■ WHAT NEEDS TO BE DONE
Check every line below for the word "name" and show those that hold it.

Stored dataset items

◆ ◆ ◆ ◆

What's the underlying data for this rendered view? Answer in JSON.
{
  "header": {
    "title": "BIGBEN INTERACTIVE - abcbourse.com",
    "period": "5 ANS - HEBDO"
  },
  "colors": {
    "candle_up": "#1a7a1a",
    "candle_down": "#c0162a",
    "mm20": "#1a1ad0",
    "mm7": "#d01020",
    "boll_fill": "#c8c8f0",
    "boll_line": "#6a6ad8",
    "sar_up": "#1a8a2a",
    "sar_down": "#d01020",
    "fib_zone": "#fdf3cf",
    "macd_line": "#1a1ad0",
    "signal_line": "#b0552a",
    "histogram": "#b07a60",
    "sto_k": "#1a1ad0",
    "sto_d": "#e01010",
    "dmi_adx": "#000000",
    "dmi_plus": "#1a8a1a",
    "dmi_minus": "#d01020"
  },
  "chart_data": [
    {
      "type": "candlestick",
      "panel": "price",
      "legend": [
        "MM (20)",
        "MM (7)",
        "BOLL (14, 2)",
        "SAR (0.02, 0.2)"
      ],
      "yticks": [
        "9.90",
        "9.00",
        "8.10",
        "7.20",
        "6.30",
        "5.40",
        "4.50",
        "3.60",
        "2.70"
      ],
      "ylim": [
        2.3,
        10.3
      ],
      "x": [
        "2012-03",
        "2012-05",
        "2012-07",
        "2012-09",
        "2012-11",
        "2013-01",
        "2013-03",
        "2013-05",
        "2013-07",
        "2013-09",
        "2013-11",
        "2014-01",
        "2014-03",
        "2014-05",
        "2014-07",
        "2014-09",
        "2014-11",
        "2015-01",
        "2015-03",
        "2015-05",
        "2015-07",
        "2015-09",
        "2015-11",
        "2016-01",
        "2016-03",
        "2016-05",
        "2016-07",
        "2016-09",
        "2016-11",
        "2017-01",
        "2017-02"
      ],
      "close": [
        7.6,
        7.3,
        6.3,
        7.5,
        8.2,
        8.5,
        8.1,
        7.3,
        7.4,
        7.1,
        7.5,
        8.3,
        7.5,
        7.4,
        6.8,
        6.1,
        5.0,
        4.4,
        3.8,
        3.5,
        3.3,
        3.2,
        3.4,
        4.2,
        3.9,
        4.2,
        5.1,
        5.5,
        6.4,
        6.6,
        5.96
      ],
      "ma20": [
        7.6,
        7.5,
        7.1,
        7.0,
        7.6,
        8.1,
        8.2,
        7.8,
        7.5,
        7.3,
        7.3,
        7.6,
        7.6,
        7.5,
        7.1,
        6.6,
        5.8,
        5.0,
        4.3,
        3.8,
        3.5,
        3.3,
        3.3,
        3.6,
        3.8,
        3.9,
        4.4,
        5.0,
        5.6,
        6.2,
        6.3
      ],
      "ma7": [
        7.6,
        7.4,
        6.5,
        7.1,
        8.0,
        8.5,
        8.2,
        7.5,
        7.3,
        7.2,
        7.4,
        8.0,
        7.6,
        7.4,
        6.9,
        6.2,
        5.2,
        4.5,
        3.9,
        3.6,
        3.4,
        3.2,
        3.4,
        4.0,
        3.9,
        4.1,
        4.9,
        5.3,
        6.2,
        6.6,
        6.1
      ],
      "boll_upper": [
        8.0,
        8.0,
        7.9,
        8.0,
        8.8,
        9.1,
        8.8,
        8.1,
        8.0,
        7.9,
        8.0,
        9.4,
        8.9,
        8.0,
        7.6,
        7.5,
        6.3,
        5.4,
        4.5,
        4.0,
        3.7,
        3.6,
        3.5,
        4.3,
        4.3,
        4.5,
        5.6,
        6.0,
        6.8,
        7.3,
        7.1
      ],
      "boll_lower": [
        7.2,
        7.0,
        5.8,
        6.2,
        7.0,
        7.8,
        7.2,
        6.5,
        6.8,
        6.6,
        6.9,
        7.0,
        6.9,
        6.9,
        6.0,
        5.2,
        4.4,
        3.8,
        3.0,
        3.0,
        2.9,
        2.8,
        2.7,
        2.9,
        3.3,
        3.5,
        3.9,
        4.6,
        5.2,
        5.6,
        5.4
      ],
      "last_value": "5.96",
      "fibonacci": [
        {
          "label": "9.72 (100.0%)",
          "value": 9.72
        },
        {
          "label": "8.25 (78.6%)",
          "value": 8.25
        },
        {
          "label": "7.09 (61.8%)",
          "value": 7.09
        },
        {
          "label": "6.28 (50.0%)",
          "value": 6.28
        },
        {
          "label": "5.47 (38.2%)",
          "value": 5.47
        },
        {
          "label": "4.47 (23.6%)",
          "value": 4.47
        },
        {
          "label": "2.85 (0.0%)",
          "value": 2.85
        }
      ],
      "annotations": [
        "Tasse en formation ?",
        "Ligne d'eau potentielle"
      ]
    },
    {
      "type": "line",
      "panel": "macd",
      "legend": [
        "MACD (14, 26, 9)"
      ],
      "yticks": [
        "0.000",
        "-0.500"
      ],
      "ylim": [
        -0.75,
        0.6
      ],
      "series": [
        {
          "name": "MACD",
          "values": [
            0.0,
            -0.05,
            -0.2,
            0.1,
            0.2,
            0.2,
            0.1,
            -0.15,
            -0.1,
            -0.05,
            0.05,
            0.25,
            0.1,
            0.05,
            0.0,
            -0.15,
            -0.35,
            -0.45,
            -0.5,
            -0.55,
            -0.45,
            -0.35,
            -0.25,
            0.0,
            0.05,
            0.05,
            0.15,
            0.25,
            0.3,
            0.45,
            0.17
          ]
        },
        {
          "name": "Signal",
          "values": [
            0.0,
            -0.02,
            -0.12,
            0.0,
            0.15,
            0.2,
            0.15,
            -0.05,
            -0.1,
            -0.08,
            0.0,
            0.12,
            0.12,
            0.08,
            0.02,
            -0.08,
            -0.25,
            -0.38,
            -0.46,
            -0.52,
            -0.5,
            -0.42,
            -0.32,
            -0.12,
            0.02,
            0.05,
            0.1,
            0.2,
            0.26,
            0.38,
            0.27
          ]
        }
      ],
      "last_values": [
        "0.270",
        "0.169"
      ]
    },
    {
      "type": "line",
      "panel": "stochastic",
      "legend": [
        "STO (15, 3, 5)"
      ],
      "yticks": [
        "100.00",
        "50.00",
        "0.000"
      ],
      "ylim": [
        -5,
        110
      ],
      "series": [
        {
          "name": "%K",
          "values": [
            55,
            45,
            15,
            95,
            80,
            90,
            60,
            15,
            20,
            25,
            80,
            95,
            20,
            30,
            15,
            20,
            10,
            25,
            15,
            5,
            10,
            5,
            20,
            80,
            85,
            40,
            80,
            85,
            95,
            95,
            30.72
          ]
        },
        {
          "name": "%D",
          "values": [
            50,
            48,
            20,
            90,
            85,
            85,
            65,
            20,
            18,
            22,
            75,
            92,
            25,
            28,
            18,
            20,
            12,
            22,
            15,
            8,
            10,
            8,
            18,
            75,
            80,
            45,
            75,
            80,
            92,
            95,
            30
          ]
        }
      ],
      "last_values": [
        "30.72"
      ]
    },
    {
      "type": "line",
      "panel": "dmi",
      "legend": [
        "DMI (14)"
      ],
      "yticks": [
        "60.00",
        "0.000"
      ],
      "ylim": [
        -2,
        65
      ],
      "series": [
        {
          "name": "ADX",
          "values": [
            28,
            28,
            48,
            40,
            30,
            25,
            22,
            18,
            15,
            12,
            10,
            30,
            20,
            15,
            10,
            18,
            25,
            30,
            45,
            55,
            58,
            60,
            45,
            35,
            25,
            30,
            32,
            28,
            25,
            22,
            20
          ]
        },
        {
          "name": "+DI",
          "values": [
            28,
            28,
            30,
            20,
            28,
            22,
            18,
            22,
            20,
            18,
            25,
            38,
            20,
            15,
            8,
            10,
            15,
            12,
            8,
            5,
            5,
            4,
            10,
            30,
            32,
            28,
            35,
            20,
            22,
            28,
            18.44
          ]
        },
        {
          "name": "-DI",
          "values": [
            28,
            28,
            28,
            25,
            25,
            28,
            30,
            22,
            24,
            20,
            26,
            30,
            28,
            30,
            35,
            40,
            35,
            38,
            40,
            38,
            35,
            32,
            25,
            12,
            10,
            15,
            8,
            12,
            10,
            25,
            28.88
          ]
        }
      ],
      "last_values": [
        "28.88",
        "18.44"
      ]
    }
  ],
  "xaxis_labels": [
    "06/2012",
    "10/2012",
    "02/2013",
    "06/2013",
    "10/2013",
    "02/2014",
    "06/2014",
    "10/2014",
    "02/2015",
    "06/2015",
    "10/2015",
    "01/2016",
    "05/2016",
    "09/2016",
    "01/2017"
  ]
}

◆ ◆ ◆ ◆

■ OUTPUT BELOW
          "name": "MACD",
          "name": "Signal",
          "name": "%K",
          "name": "%D",
          "name": "ADX",
          "name": "+DI",
          "name": "-DI",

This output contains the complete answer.